Recorded data:
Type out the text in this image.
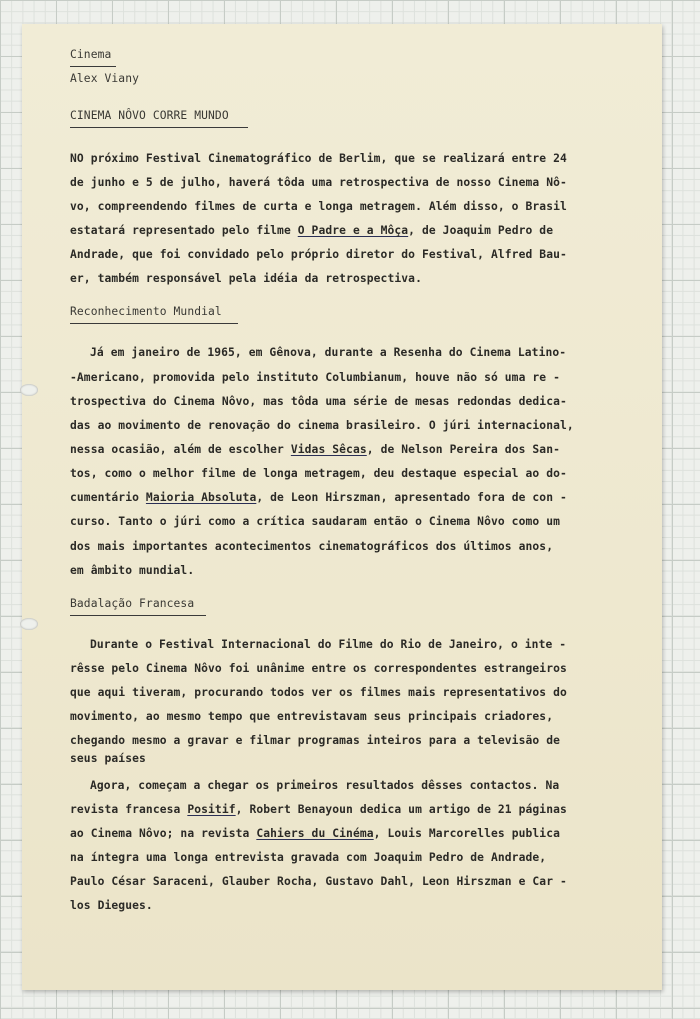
Cinema
Alex Viany
CINEMA NÔVO CORRE MUNDO
NO próximo Festival Cinematográfico de Berlim, que se realizará entre 24
de junho e 5 de julho, haverá tôda uma retrospectiva de nosso Cinema Nô-
vo, compreendendo filmes de curta e longa metragem. Além disso, o Brasil
estatará representado pelo filme O Padre e a Môça, de Joaquim Pedro de
Andrade, que foi convidado pelo próprio diretor do Festival, Alfred Bau-
er, também responsável pela idéia da retrospectiva.
Reconhecimento Mundial
Já em janeiro de 1965, em Gênova, durante a Resenha do Cinema Latino-
-Americano, promovida pelo instituto Columbianum, houve não só uma re -
trospectiva do Cinema Nôvo, mas tôda uma série de mesas redondas dedica-
das ao movimento de renovação do cinema brasileiro. O júri internacional,
nessa ocasião, além de escolher Vidas Sêcas, de Nelson Pereira dos San-
tos, como o melhor filme de longa metragem, deu destaque especial ao do-
cumentário Maioria Absoluta, de Leon Hirszman, apresentado fora de con -
curso. Tanto o júri como a crítica saudaram então o Cinema Nôvo como um
dos mais importantes acontecimentos cinematográficos dos últimos anos,
em âmbito mundial.
Badalação Francesa
Durante o Festival Internacional do Filme do Rio de Janeiro, o inte -
rêsse pelo Cinema Nôvo foi unânime entre os correspondentes estrangeiros
que aqui tiveram, procurando todos ver os filmes mais representativos do
movimento, ao mesmo tempo que entrevistavam seus principais criadores,
chegando mesmo a gravar e filmar programas inteiros para a televisão de
seus países
Agora, começam a chegar os primeiros resultados dêsses contactos. Na
revista francesa Positif, Robert Benayoun dedica um artigo de 21 páginas
ao Cinema Nôvo; na revista Cahiers du Cinéma, Louis Marcorelles publica
na íntegra uma longa entrevista gravada com Joaquim Pedro de Andrade,
Paulo César Saraceni, Glauber Rocha, Gustavo Dahl, Leon Hirszman e Car -
los Diegues.
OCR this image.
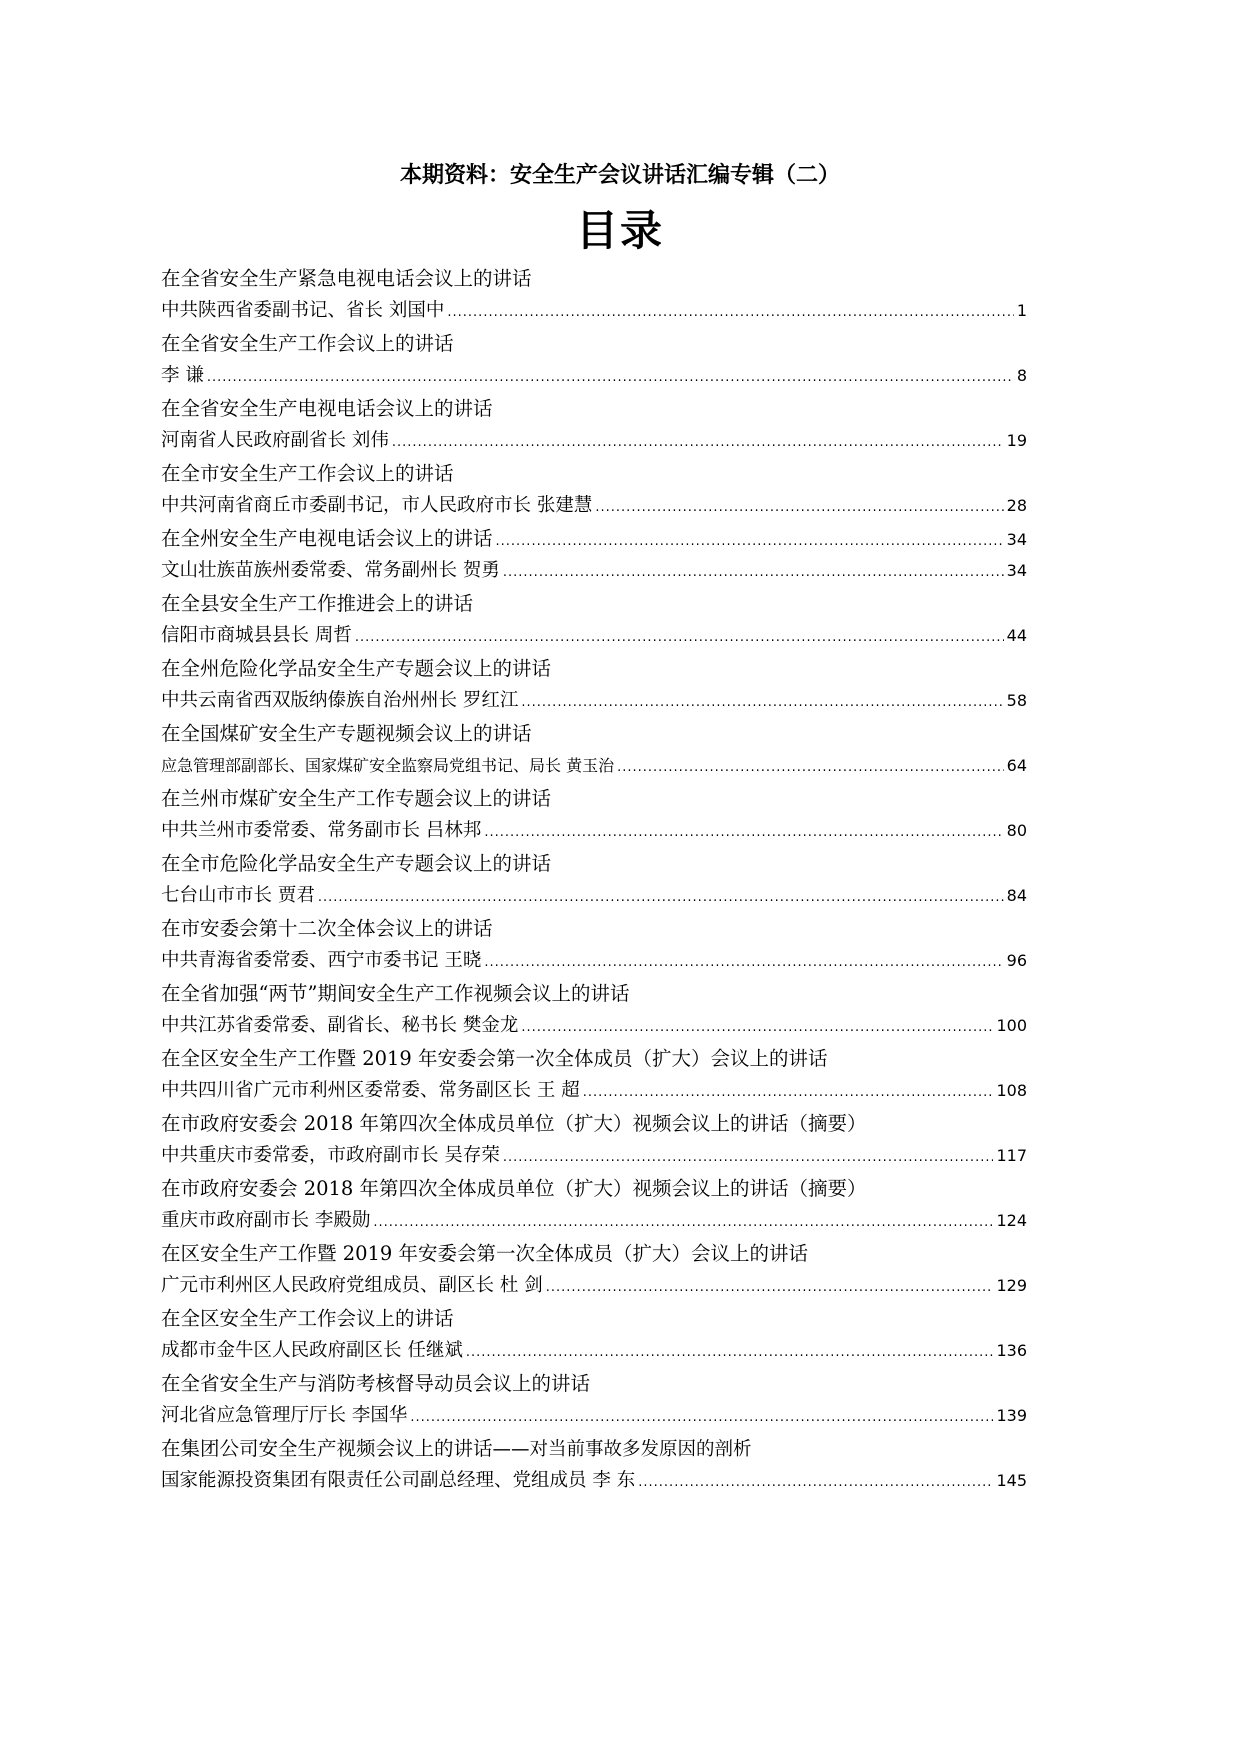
本期资料：安全生产会议讲话汇编专辑（二）
目录
在全省安全生产紧急电视电话会议上的讲话
中共陕西省委副书记、省长 刘国中 .....	1
在全省安全生产工作会议上的讲话
李 谦 .....	8
在全省安全生产电视电话会议上的讲话
河南省人民政府副省长 刘伟 .....	19
在全市安全生产工作会议上的讲话
中共河南省商丘市委副书记，市人民政府市长 张建慧 .....	28
在全州安全生产电视电话会议上的讲话 .....	34
文山壮族苗族州委常委、常务副州长 贺勇 .....	34
在全县安全生产工作推进会上的讲话
信阳市商城县县长 周哲 .....	44
在全州危险化学品安全生产专题会议上的讲话
中共云南省西双版纳傣族自治州州长 罗红江 .....	58
在全国煤矿安全生产专题视频会议上的讲话
应急管理部副部长、国家煤矿安全监察局党组书记、局长 黄玉治 .....	64
在兰州市煤矿安全生产工作专题会议上的讲话
中共兰州市委常委、常务副市长 吕林邦 .....	80
在全市危险化学品安全生产专题会议上的讲话
七台山市市长 贾君 .....	84
在市安委会第十二次全体会议上的讲话
中共青海省委常委、西宁市委书记 王晓 .....	96
在全省加强“两节”期间安全生产工作视频会议上的讲话
中共江苏省委常委、副省长、秘书长 樊金龙 .....	100
在全区安全生产工作暨 2019 年安委会第一次全体成员（扩大）会议上的讲话
中共四川省广元市利州区委常委、常务副区长 王 超 .....	108
在市政府安委会 2018 年第四次全体成员单位（扩大）视频会议上的讲话（摘要）
中共重庆市委常委，市政府副市长 吴存荣 .....	117
在市政府安委会 2018 年第四次全体成员单位（扩大）视频会议上的讲话（摘要）
重庆市政府副市长 李殿勋 .....	124
在区安全生产工作暨 2019 年安委会第一次全体成员（扩大）会议上的讲话
广元市利州区人民政府党组成员、副区长 杜 剑 .....	129
在全区安全生产工作会议上的讲话
成都市金牛区人民政府副区长 任继斌 .....	136
在全省安全生产与消防考核督导动员会议上的讲话
河北省应急管理厅厅长 李国华 .....	139
在集团公司安全生产视频会议上的讲话——对当前事故多发原因的剖析
国家能源投资集团有限责任公司副总经理、党组成员 李 东 .....	145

Task goal:
From the entries above, copy every line that holds the word "mesmo".

Worked answer:
movimento, ao mesmo tempo que entrevistavam seus principais criadores,
chegando mesmo a gravar e filmar programas inteiros para a televisão de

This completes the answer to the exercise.